(Stored data)
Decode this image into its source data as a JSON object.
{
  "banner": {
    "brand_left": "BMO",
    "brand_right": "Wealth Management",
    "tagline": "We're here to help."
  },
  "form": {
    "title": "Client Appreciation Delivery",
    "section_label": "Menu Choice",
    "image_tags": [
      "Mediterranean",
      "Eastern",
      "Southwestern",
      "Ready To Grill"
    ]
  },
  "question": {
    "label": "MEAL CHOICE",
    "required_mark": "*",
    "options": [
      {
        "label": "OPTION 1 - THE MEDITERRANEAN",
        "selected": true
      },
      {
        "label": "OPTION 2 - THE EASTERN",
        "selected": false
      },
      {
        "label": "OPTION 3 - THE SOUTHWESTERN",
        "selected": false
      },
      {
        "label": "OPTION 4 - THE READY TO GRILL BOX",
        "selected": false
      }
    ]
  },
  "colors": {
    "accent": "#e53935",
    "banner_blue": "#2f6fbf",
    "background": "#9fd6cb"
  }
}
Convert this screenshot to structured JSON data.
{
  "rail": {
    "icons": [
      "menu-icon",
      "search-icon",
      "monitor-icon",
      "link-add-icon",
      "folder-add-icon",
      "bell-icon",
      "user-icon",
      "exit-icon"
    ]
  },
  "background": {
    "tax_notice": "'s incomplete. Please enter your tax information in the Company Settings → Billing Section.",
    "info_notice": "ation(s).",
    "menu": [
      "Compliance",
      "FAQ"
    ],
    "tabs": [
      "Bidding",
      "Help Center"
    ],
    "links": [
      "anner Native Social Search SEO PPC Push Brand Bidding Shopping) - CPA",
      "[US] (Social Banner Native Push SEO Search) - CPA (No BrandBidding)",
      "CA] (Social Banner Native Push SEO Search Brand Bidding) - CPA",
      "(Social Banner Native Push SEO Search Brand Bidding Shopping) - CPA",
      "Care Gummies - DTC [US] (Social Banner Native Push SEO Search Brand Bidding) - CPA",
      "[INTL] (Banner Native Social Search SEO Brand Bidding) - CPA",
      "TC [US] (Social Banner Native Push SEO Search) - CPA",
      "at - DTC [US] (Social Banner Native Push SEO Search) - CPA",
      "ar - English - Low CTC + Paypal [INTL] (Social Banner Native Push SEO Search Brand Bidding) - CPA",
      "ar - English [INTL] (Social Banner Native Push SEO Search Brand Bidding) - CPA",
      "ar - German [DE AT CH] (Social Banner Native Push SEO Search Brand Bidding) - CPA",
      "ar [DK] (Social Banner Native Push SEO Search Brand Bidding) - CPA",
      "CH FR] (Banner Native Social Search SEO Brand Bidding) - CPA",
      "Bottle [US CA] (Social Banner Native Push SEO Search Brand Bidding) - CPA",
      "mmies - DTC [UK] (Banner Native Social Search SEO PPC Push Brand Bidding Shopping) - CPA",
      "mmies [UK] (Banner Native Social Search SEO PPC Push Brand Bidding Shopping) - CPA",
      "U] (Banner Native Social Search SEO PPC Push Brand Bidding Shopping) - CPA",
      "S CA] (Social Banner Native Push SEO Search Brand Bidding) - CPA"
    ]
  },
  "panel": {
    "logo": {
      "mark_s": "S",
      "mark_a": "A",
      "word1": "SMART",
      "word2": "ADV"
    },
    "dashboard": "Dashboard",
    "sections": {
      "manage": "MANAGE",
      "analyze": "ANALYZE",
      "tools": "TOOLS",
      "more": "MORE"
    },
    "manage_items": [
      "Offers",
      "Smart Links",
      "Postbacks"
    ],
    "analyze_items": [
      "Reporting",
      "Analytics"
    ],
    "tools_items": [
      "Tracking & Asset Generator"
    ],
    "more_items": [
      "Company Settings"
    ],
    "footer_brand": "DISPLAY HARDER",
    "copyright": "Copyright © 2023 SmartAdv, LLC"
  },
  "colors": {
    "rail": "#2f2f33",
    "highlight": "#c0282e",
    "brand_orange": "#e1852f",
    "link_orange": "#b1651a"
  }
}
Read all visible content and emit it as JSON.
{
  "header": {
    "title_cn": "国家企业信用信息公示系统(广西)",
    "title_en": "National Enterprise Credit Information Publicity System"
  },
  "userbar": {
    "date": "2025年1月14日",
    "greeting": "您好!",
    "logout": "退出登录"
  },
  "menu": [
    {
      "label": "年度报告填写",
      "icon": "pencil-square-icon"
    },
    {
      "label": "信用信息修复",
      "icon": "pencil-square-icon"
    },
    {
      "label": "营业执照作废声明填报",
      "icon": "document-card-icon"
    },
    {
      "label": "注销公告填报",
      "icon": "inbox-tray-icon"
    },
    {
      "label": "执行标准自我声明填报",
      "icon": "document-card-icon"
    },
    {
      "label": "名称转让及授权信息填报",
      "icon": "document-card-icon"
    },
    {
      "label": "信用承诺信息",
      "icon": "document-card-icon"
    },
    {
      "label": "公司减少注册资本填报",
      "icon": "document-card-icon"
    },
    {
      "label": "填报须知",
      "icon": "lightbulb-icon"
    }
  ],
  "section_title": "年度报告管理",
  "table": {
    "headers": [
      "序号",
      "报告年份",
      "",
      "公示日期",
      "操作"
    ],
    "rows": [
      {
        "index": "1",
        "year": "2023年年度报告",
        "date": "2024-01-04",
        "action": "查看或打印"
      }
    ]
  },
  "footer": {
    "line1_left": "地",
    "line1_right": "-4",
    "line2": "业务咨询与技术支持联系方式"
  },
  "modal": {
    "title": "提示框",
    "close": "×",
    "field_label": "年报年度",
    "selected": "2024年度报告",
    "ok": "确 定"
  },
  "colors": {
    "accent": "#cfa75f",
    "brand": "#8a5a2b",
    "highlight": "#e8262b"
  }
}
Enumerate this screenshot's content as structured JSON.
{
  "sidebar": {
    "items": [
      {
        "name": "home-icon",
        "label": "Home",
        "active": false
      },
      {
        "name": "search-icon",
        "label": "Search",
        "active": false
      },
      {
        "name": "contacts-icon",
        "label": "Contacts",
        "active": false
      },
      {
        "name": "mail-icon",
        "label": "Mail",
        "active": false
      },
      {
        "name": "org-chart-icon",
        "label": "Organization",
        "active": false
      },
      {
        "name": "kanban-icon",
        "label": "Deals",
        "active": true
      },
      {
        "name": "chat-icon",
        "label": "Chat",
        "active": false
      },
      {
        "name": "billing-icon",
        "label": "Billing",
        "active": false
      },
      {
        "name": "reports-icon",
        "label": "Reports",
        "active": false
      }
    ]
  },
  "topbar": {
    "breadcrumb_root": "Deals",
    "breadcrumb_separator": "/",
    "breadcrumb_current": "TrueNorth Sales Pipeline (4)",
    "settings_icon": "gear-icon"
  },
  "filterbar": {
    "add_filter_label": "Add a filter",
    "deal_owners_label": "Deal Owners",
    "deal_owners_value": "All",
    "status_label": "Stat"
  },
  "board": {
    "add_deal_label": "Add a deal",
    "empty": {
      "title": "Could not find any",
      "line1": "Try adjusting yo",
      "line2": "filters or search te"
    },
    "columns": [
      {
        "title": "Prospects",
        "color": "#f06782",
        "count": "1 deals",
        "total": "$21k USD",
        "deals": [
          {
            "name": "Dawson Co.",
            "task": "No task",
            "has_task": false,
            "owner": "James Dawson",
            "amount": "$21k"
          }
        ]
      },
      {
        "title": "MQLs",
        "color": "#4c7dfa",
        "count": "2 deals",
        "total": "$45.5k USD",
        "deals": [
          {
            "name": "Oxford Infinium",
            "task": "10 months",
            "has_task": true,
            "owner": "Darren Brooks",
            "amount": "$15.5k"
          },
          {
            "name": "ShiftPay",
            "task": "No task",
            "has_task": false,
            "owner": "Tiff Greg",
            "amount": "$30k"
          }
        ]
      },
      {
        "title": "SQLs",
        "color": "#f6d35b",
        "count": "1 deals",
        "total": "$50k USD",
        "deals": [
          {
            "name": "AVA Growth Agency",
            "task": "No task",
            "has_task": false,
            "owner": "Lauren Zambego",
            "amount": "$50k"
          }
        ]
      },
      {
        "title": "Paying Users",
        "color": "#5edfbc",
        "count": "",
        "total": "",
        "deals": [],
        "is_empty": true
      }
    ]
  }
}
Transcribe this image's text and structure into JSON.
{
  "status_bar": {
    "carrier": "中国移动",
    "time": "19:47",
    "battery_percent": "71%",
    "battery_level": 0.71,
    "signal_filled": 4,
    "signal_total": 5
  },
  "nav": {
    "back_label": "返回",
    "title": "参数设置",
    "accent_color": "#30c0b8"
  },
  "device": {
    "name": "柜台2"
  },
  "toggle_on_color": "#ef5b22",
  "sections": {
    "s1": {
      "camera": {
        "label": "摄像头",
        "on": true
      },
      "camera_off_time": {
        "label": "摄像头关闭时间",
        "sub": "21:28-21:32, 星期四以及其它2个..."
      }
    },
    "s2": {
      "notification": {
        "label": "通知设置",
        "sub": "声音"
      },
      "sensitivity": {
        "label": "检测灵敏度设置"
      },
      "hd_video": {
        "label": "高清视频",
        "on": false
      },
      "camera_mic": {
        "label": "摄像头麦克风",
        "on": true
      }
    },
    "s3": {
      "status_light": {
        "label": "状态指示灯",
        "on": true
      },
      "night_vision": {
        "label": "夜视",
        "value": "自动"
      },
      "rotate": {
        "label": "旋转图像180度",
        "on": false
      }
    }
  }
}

■ Challenge
Find "this". Copy every line it occurs in.

■ The result
Decode this image into its source data as a JSON object.
Convert this screenshot to structured JSON data.
Enumerate this screenshot's content as structured JSON.
Transcribe this image's text and structure into JSON.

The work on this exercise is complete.